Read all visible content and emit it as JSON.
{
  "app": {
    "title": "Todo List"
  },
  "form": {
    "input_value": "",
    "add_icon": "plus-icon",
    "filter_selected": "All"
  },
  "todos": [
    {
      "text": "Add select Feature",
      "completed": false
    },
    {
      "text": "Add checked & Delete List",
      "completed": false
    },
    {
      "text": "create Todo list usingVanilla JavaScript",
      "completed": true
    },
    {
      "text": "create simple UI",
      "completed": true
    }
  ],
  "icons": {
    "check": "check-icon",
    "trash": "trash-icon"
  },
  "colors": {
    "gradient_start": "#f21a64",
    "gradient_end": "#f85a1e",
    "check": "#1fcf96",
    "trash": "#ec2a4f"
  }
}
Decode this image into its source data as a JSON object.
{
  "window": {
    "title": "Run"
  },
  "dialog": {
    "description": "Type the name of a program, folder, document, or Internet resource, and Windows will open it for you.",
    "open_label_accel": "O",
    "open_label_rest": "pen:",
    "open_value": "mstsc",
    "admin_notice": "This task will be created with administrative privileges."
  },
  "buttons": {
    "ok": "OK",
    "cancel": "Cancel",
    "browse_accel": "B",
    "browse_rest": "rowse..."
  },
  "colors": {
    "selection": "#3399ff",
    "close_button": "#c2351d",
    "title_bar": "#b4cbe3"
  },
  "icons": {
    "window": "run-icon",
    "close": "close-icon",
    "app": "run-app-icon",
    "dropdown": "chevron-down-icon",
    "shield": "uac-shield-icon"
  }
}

* _WHAT YOU NEED TO DO_
Pull out each record as written and restate it exactly.

* _WORKED SOLUTION_
Read all visible content and emit it as JSON.
{
  "app": {
    "title": "Todo List"
  },
  "form": {
    "input_value": "",
    "add_icon": "plus-icon",
    "filter_selected": "All"
  },
  "todos": [
    {
      "text": "Add select Feature",
      "completed": false
    },
    {
      "text": "Add checked & Delete List",
      "completed": false
    },
    {
      "text": "create Todo list usingVanilla JavaScript",
      "completed": true
    },
    {
      "text": "create simple UI",
      "completed": true
    }
  ],
  "icons": {
    "check": "check-icon",
    "trash": "trash-icon"
  },
  "colors": {
    "gradient_start": "#f21a64",
    "gradient_end": "#f85a1e",
    "check": "#1fcf96",
    "trash": "#ec2a4f"
  }
}
Decode this image into its source data as a JSON object.
{
  "window": {
    "title": "Run"
  },
  "dialog": {
    "description": "Type the name of a program, folder, document, or Internet resource, and Windows will open it for you.",
    "open_label_accel": "O",
    "open_label_rest": "pen:",
    "open_value": "mstsc",
    "admin_notice": "This task will be created with administrative privileges."
  },
  "buttons": {
    "ok": "OK",
    "cancel": "Cancel",
    "browse_accel": "B",
    "browse_rest": "rowse..."
  },
  "colors": {
    "selection": "#3399ff",
    "close_button": "#c2351d",
    "title_bar": "#b4cbe3"
  },
  "icons": {
    "window": "run-icon",
    "close": "close-icon",
    "app": "run-app-icon",
    "dropdown": "chevron-down-icon",
    "shield": "uac-shield-icon"
  }
}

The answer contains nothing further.